- Aim:
Retype each record shown below, leaving every character as it is.

- Dataset:
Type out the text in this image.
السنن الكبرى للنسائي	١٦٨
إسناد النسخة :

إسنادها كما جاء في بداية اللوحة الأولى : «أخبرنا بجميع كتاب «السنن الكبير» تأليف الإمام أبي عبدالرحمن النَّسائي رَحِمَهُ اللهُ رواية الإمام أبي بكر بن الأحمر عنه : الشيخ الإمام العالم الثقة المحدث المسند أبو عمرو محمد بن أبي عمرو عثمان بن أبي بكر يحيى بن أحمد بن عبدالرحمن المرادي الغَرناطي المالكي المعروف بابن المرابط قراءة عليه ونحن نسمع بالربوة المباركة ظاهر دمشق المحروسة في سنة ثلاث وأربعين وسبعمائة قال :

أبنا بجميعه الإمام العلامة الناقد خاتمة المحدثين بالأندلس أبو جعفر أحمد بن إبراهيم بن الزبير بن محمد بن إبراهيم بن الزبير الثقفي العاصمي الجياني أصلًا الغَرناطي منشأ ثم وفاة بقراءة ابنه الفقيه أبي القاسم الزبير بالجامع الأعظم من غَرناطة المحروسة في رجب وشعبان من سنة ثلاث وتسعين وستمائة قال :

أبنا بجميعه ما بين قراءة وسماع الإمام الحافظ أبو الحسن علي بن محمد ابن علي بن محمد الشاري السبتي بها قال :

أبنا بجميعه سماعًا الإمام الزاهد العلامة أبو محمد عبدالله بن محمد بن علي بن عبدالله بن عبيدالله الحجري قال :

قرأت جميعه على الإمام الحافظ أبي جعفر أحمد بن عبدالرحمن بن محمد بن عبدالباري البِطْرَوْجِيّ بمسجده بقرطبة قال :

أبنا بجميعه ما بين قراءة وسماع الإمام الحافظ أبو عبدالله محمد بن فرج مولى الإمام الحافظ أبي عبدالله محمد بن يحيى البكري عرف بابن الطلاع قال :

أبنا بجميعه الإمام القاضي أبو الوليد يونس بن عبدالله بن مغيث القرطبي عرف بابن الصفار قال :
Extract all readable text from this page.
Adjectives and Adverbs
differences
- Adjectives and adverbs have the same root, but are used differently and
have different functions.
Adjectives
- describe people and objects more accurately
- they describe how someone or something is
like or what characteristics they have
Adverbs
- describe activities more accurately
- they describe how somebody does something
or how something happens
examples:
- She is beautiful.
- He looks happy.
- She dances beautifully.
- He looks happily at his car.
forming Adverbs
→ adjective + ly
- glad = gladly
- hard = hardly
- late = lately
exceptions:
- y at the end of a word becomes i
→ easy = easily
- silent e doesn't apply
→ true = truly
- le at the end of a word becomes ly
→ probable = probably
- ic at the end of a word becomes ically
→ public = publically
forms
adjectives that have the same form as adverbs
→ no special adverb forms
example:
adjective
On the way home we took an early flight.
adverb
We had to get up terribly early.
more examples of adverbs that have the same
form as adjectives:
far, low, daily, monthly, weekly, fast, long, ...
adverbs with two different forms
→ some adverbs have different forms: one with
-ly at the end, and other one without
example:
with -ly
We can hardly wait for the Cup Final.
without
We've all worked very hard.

- Worked answer:
Type out the text in this image.
السنن الكبرى للنسائي	١٦٨
إسناد النسخة :

إسنادها كما جاء في بداية اللوحة الأولى : «أخبرنا بجميع كتاب «السنن الكبير» تأليف الإمام أبي عبدالرحمن النَّسائي رَحِمَهُ اللهُ رواية الإمام أبي بكر بن الأحمر عنه : الشيخ الإمام العالم الثقة المحدث المسند أبو عمرو محمد بن أبي عمرو عثمان بن أبي بكر يحيى بن أحمد بن عبدالرحمن المرادي الغَرناطي المالكي المعروف بابن المرابط قراءة عليه ونحن نسمع بالربوة المباركة ظاهر دمشق المحروسة في سنة ثلاث وأربعين وسبعمائة قال :

أبنا بجميعه الإمام العلامة الناقد خاتمة المحدثين بالأندلس أبو جعفر أحمد بن إبراهيم بن الزبير بن محمد بن إبراهيم بن الزبير الثقفي العاصمي الجياني أصلًا الغَرناطي منشأ ثم وفاة بقراءة ابنه الفقيه أبي القاسم الزبير بالجامع الأعظم من غَرناطة المحروسة في رجب وشعبان من سنة ثلاث وتسعين وستمائة قال :

أبنا بجميعه ما بين قراءة وسماع الإمام الحافظ أبو الحسن علي بن محمد ابن علي بن محمد الشاري السبتي بها قال :

أبنا بجميعه سماعًا الإمام الزاهد العلامة أبو محمد عبدالله بن محمد بن علي بن عبدالله بن عبيدالله الحجري قال :

قرأت جميعه على الإمام الحافظ أبي جعفر أحمد بن عبدالرحمن بن محمد بن عبدالباري البِطْرَوْجِيّ بمسجده بقرطبة قال :

أبنا بجميعه ما بين قراءة وسماع الإمام الحافظ أبو عبدالله محمد بن فرج مولى الإمام الحافظ أبي عبدالله محمد بن يحيى البكري عرف بابن الطلاع قال :

أبنا بجميعه الإمام القاضي أبو الوليد يونس بن عبدالله بن مغيث القرطبي عرف بابن الصفار قال :
Extract all readable text from this page.
Adjectives and Adverbs
differences
- Adjectives and adverbs have the same root, but are used differently and
have different functions.
Adjectives
- describe people and objects more accurately
- they describe how someone or something is
like or what characteristics they have
Adverbs
- describe activities more accurately
- they describe how somebody does something
or how something happens
examples:
- She is beautiful.
- He looks happy.
- She dances beautifully.
- He looks happily at his car.
forming Adverbs
→ adjective + ly
- glad = gladly
- hard = hardly
- late = lately
exceptions:
- y at the end of a word becomes i
→ easy = easily
- silent e doesn't apply
→ true = truly
- le at the end of a word becomes ly
→ probable = probably
- ic at the end of a word becomes ically
→ public = publically
forms
adjectives that have the same form as adverbs
→ no special adverb forms
example:
adjective
On the way home we took an early flight.
adverb
We had to get up terribly early.
more examples of adverbs that have the same
form as adjectives:
far, low, daily, monthly, weekly, fast, long, ...
adverbs with two different forms
→ some adverbs have different forms: one with
-ly at the end, and other one without
example:
with -ly
We can hardly wait for the Cup Final.
without
We've all worked very hard.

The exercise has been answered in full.